• [Work to complete]
Extract all lines containing "search".

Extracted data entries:
+-------+

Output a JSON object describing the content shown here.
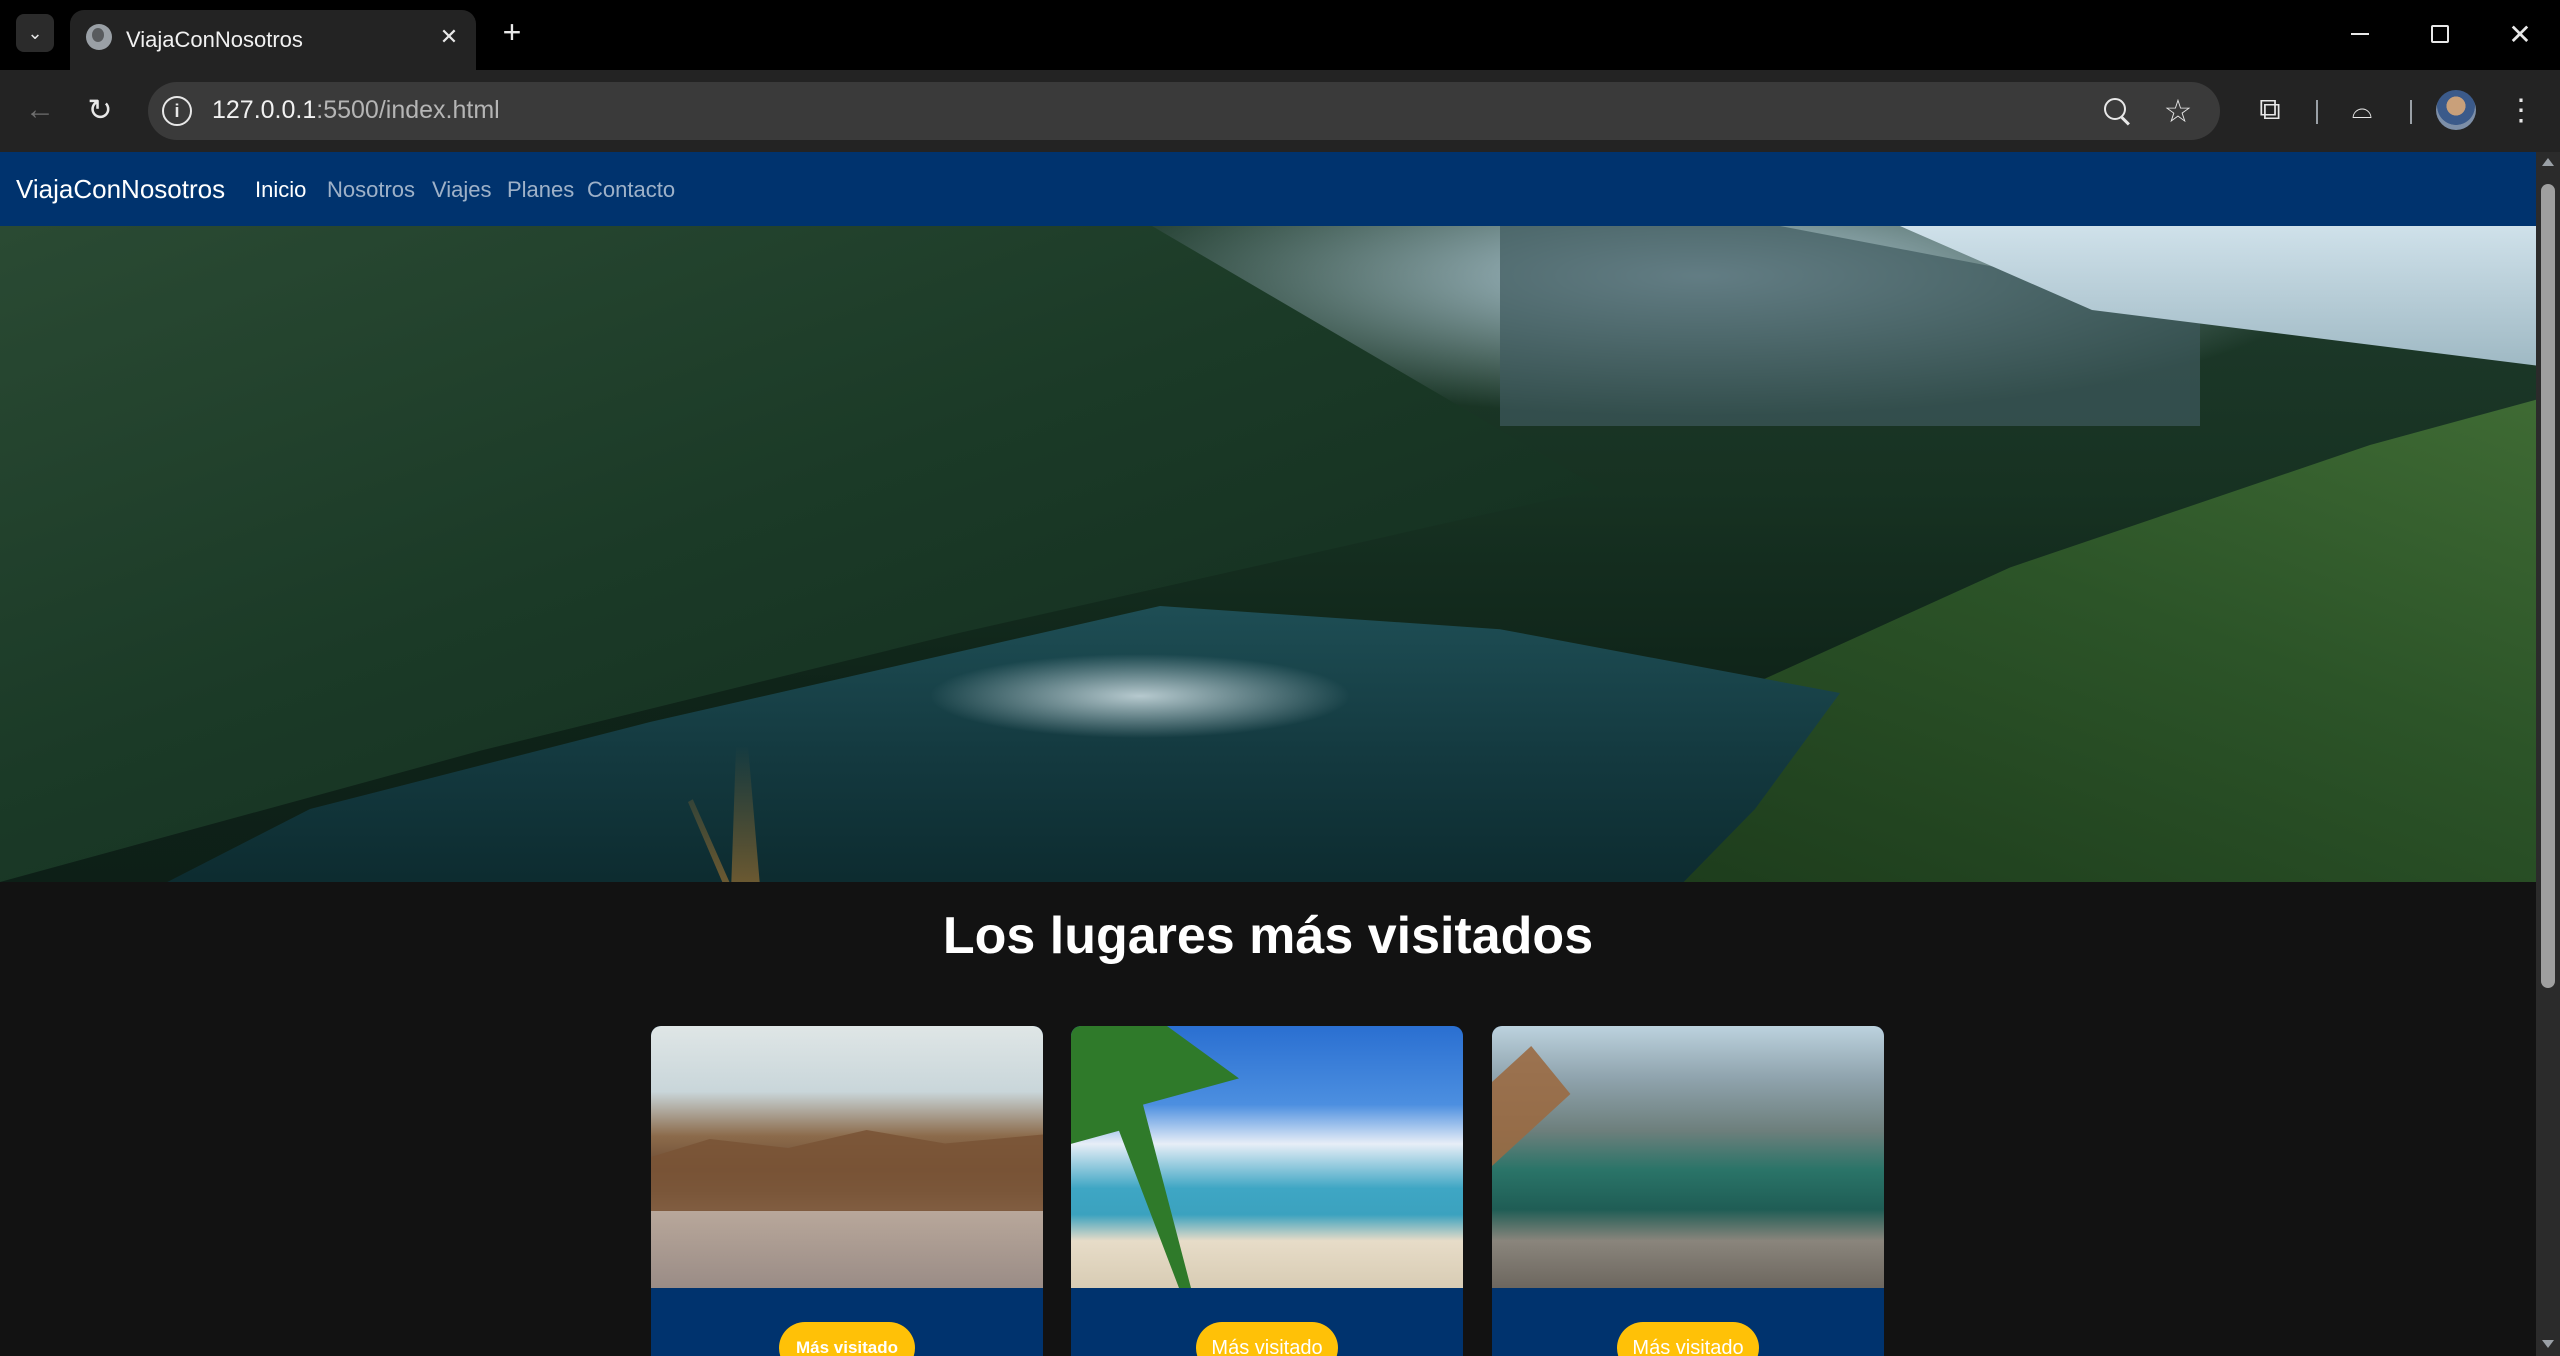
{
  "browser": {
    "tab_title": "ViajaConNosotros",
    "url_host": "127.0.0.1",
    "url_path": ":5500/index.html",
    "icons": [
      "tab-search-icon",
      "globe-icon",
      "close-icon",
      "plus-icon",
      "minimize-icon",
      "restore-icon",
      "back-icon",
      "reload-icon",
      "info-icon",
      "zoom-icon",
      "star-icon",
      "extensions-icon",
      "incognito-icon",
      "profile-avatar",
      "kebab-menu-icon"
    ]
  },
  "site": {
    "brand": "ViajaConNosotros",
    "nav": [
      "Inicio",
      "Nosotros",
      "Viajes",
      "Planes",
      "Contacto"
    ],
    "active_nav": "Inicio",
    "section_title": "Los lugares más visitados",
    "cards": [
      {
        "badge": "Más visitado"
      },
      {
        "badge": "Más visitado"
      },
      {
        "badge": "Más visitado"
      }
    ]
  },
  "colors": {
    "navbar": "#00336e",
    "badge": "#ffc107",
    "page_bg": "#121212"
  }
}
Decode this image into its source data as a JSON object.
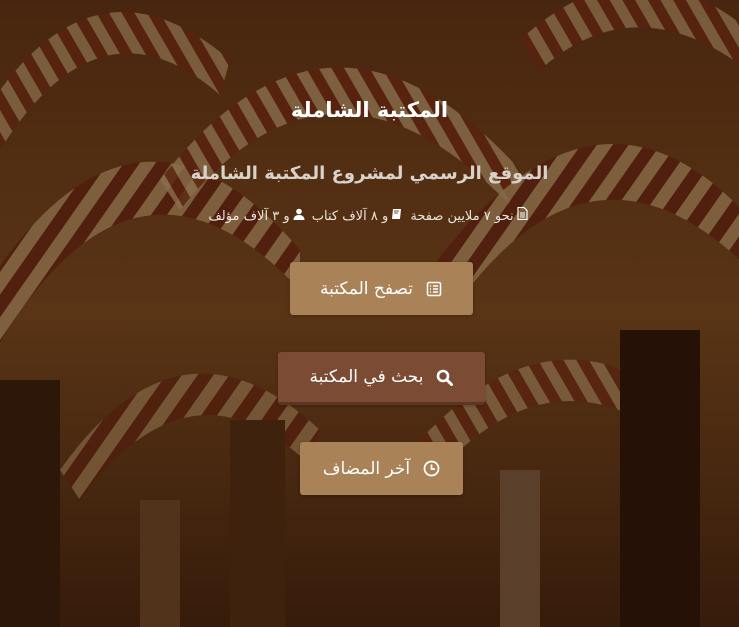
{
  "hero": {
    "title": "المكتبة الشاملة",
    "subtitle": "الموقع الرسمي لمشروع المكتبة الشاملة",
    "stats": {
      "pages_icon": "file-text-icon",
      "pages_text": "نحو ٧ ملايين صفحة",
      "books_icon": "book-icon",
      "books_text": "و ٨ آلاف كتاب",
      "authors_icon": "user-icon",
      "authors_text": "و ٣ آلاف مؤلف"
    }
  },
  "buttons": {
    "browse": {
      "label": "تصفح المكتبة",
      "icon": "list-icon",
      "color": "#a98257"
    },
    "search": {
      "label": "بحث في المكتبة",
      "icon": "search-icon",
      "color": "#7b4c33"
    },
    "latest": {
      "label": "آخر المضاف",
      "icon": "clock-icon",
      "color": "#a98257"
    }
  }
}
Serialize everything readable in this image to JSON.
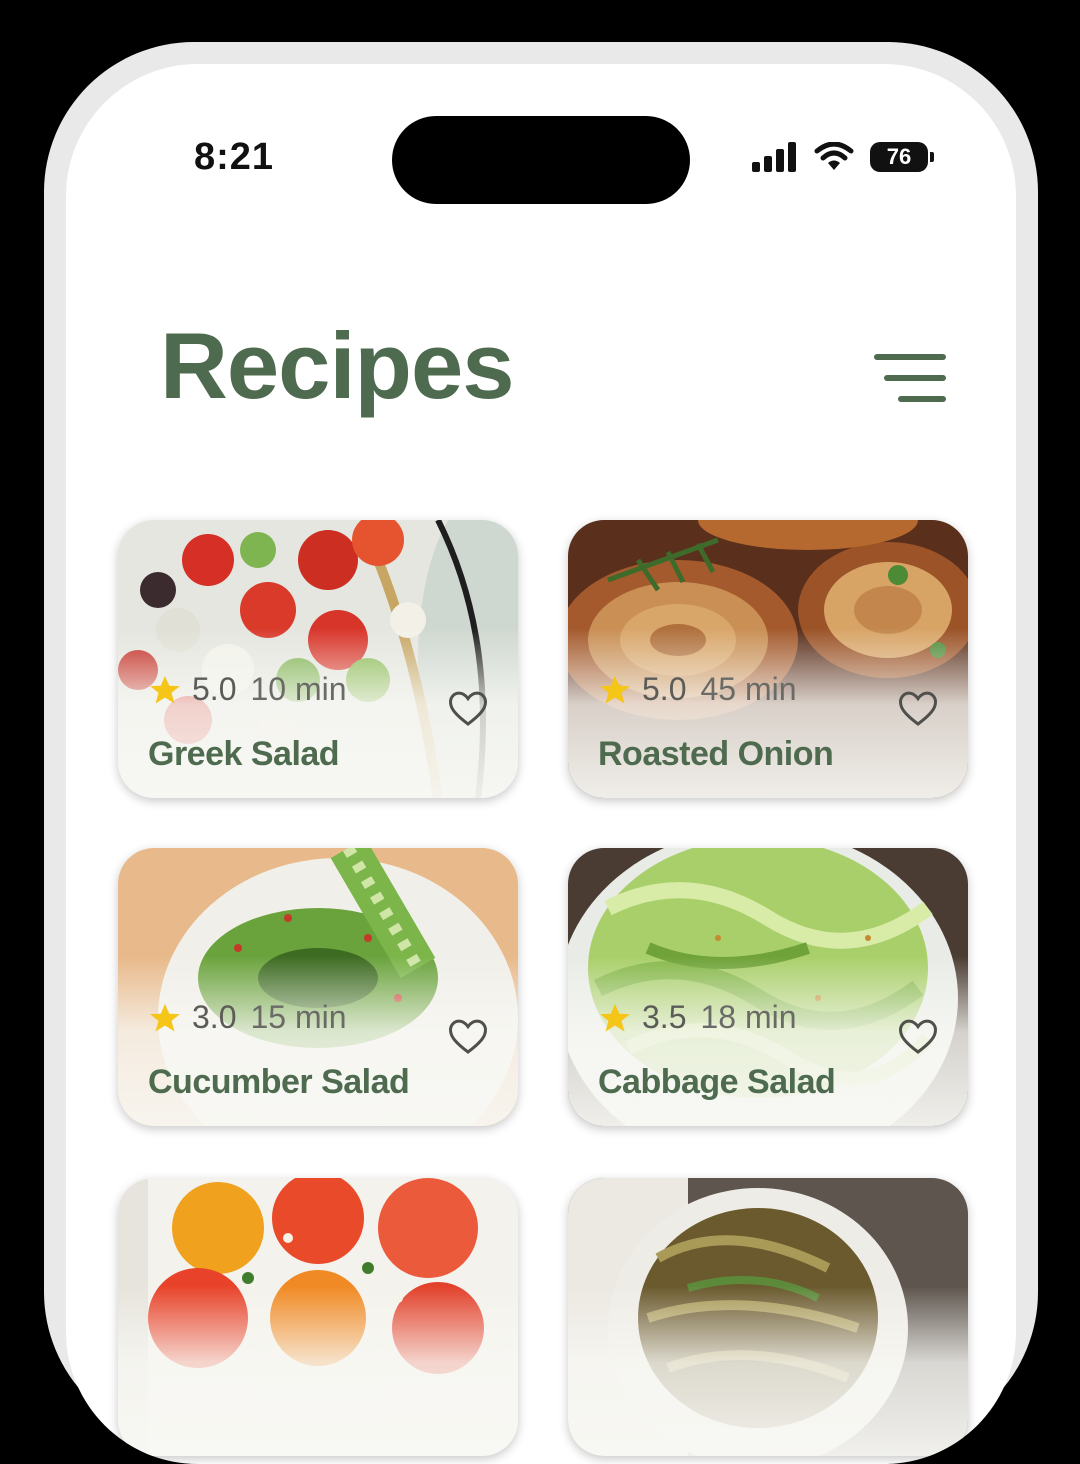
{
  "status_bar": {
    "time": "8:21",
    "battery": "76"
  },
  "header": {
    "title": "Recipes"
  },
  "recipes": [
    {
      "name": "Greek Salad",
      "rating": "5.0",
      "time": "10 min"
    },
    {
      "name": "Roasted Onion",
      "rating": "5.0",
      "time": "45 min"
    },
    {
      "name": "Cucumber Salad",
      "rating": "3.0",
      "time": "15 min"
    },
    {
      "name": "Cabbage Salad",
      "rating": "3.5",
      "time": "18 min"
    }
  ],
  "colors": {
    "accent": "#4f6b4f",
    "star": "#f5c518"
  },
  "icons": {
    "menu": "hamburger-menu-icon",
    "favorite": "heart-outline-icon",
    "rating": "star-icon"
  }
}
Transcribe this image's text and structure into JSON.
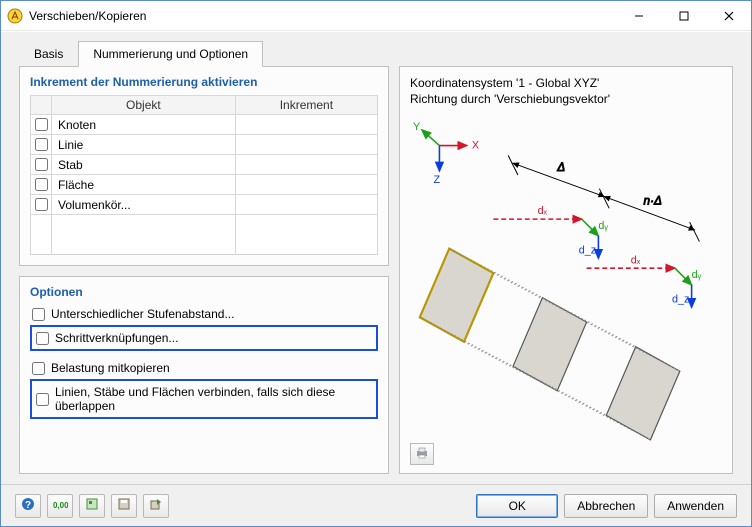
{
  "window": {
    "title": "Verschieben/Kopieren"
  },
  "tabs": {
    "basis": "Basis",
    "numbering": "Nummerierung und Optionen"
  },
  "increment_group": {
    "title": "Inkrement der Nummerierung aktivieren",
    "columns": {
      "object": "Objekt",
      "increment": "Inkrement"
    },
    "rows": [
      {
        "label": "Knoten"
      },
      {
        "label": "Linie"
      },
      {
        "label": "Stab"
      },
      {
        "label": "Fläche"
      },
      {
        "label": "Volumenkör..."
      }
    ]
  },
  "options_group": {
    "title": "Optionen",
    "opt1": "Unterschiedlicher Stufenabstand...",
    "opt2": "Schrittverknüpfungen...",
    "opt3": "Belastung mitkopieren",
    "opt4": "Linien, Stäbe und Flächen verbinden, falls sich diese überlappen"
  },
  "preview": {
    "line1": "Koordinatensystem '1 - Global XYZ'",
    "line2": "Richtung durch 'Verschiebungsvektor'",
    "axes": {
      "x": "X",
      "y": "Y",
      "z": "Z"
    },
    "labels": {
      "delta": "Δ",
      "ndelta": "n·Δ",
      "dx": "dₓ",
      "dy": "dᵧ",
      "dz": "d_z"
    }
  },
  "buttons": {
    "ok": "OK",
    "cancel": "Abbrechen",
    "apply": "Anwenden"
  }
}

+-------+

• [Task response]
      "tab-search-icon",
    "search": {
      "icon": "search-icon",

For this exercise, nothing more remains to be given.